◆ Work instructions:
1: According to the passage on proximate cause, what is the result when no insured peril is involved in a loss?
2: Revise the passage on proximate cause from "6.4.3.3. Application of" up to and including "peril, it is not.", replacing "straightforward" with "simple".

6.4.3.3. Application of the Principle

The principle of proximate cause applies to all classes of insurance. Its practical applications
may be very complex and sometimes controversial. For our purposes, we should note the
following somewhat simplified rules:

i. There must always be an insured peril involved; otherwise the loss is definitely
irrecoverable.

ii. If a single cause is present, the rules are straightforward: if the cause is an insured peril, the
loss is covered; if it is an uninsured or excepted peril, it is not.

◆ Record extracts:

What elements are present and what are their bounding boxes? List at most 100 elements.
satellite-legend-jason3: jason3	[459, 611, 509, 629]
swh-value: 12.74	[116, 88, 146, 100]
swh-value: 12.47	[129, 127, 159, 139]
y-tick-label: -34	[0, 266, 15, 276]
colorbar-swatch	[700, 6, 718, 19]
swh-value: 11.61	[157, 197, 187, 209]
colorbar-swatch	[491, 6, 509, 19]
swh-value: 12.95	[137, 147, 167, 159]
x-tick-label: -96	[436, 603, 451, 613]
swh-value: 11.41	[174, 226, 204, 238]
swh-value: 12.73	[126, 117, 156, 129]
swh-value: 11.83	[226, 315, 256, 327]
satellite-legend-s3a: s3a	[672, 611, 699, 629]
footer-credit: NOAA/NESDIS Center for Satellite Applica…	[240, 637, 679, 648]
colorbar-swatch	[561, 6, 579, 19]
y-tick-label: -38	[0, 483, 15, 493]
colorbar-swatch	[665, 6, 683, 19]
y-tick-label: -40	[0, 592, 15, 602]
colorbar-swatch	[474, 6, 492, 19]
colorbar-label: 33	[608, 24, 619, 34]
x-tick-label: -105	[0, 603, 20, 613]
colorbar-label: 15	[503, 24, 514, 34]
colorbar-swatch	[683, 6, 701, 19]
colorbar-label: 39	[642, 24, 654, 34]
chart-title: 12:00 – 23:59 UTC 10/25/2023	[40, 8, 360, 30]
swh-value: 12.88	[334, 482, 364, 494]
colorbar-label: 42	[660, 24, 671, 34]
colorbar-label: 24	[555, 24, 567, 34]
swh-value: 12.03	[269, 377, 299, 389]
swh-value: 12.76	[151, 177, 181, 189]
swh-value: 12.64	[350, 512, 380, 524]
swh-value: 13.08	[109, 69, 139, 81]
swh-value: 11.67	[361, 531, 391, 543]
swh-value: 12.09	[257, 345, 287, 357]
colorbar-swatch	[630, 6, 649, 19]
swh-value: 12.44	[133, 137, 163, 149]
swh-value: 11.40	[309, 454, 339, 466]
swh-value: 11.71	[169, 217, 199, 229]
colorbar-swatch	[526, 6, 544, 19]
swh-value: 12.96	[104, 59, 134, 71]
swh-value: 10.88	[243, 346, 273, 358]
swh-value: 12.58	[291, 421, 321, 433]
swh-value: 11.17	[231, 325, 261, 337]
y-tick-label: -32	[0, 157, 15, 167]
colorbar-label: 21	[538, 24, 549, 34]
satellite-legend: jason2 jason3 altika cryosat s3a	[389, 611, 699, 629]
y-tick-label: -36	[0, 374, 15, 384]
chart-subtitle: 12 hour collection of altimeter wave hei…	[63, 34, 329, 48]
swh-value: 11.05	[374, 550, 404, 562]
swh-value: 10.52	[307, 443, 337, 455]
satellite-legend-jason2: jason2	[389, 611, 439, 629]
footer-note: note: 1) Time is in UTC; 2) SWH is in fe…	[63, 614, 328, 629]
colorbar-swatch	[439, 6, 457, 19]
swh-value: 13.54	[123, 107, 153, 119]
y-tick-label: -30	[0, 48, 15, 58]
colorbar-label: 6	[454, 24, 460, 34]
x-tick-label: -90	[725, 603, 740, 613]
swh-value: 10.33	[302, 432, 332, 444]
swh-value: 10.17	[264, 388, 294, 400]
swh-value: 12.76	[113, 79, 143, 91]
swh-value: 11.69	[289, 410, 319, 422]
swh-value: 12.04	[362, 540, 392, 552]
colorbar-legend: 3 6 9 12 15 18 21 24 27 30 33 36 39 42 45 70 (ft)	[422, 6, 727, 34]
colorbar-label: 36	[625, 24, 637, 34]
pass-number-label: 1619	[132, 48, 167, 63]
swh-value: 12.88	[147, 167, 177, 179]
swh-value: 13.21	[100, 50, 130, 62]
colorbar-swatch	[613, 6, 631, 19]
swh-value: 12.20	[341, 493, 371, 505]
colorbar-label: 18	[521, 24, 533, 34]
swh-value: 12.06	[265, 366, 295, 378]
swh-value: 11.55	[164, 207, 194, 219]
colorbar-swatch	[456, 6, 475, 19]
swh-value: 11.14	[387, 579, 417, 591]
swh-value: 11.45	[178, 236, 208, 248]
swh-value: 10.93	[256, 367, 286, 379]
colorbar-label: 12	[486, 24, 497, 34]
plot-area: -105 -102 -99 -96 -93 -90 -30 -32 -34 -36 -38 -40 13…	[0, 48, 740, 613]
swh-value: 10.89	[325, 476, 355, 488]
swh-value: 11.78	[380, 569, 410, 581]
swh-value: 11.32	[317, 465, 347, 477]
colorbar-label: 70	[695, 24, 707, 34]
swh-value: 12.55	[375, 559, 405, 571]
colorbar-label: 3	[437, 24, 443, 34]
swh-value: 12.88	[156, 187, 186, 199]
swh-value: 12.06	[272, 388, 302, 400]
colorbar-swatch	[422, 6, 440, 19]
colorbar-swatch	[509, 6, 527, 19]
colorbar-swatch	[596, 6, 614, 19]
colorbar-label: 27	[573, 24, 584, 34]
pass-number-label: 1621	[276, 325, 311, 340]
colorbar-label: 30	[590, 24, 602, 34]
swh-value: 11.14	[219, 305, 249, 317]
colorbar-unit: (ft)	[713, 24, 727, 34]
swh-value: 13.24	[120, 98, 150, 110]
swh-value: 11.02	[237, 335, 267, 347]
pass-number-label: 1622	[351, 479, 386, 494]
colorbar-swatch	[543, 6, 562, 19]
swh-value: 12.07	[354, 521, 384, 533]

◆ Answer set:
1: The loss is definitely irrecoverable.

2:
6.4.3.3. Application of the Principle

The principle of proximate cause applies to all classes of insurance. Its practical applications
may be very complex and sometimes controversial. For our purposes, we should note the
following somewhat simplified rules:

i. There must always be an insured peril involved; otherwise the loss is definitely
irrecoverable.

ii. If a single cause is present, the rules are simple: if the cause is an insured peril, the
loss is covered; if it is an uninsured or excepted peril, it is not.